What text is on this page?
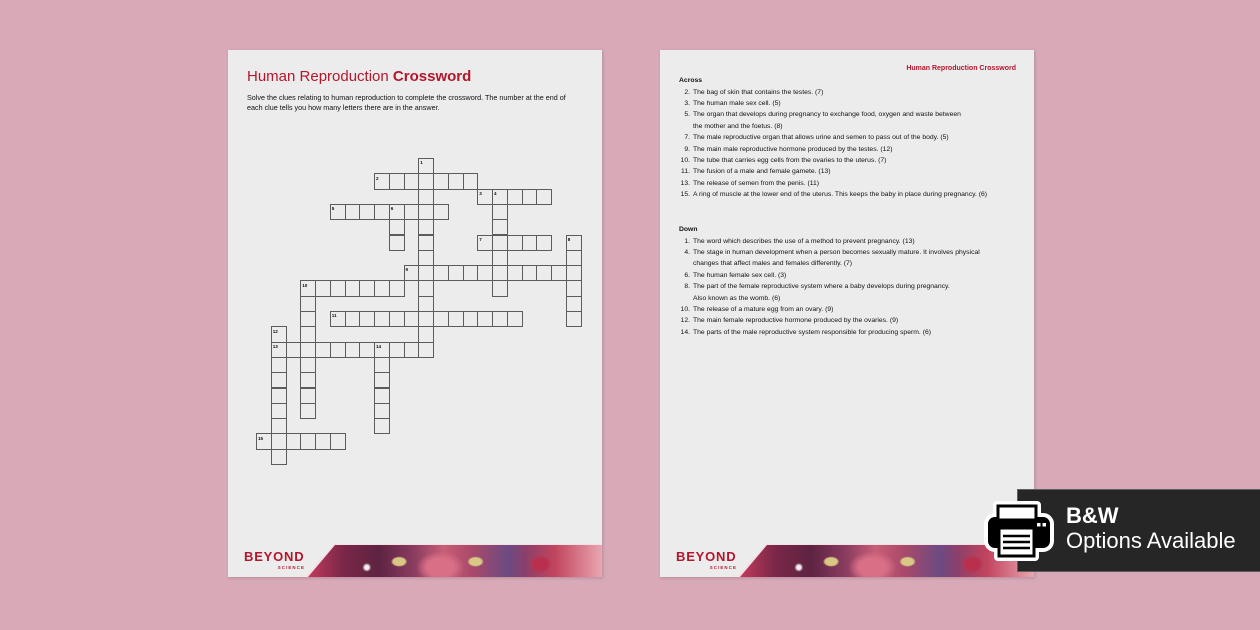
Human Reproduction Crossword
Solve the clues relating to human reproduction to complete the crossword. The number at the end of
each clue tells you how many letters there are in the answer.
1
2
3	4
5	6
7	8
9
10
11
12
13	14
15
BEYOND
SCIENCE
Human Reproduction Crossword
Across
2. The bag of skin that contains the testes. (7)
3. The human male sex cell. (5)
5. The organ that develops during pregnancy to exchange food, oxygen and waste between
the mother and the foetus. (8)
7. The male reproductive organ that allows urine and semen to pass out of the body. (5)
9. The main male reproductive hormone produced by the testes. (12)
10. The tube that carries egg cells from the ovaries to the uterus. (7)
11. The fusion of a male and female gamete. (13)
13. The release of semen from the penis. (11)
15. A ring of muscle at the lower end of the uterus. This keeps the baby in place during pregnancy. (6)
Down
1. The word which describes the use of a method to prevent pregnancy. (13)
4. The stage in human development when a person becomes sexually mature. It involves physical
changes that affect males and females differently. (7)
6. The human female sex cell. (3)
8. The part of the female reproductive system where a baby develops during pregnancy.
Also known as the womb. (6)
10. The release of a mature egg from an ovary. (9)
12. The main female reproductive hormone produced by the ovaries. (9)
14. The parts of the male reproductive system responsible for producing sperm. (6)
BEYOND
SCIENCE
B&W
Options Available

·····

**Task brief**
Look through the entries above; copy every line holding the string "testes".

**Written answer**
2. The bag of skin that contains the testes. (7)
9. The main male reproductive hormone produced by the testes. (12)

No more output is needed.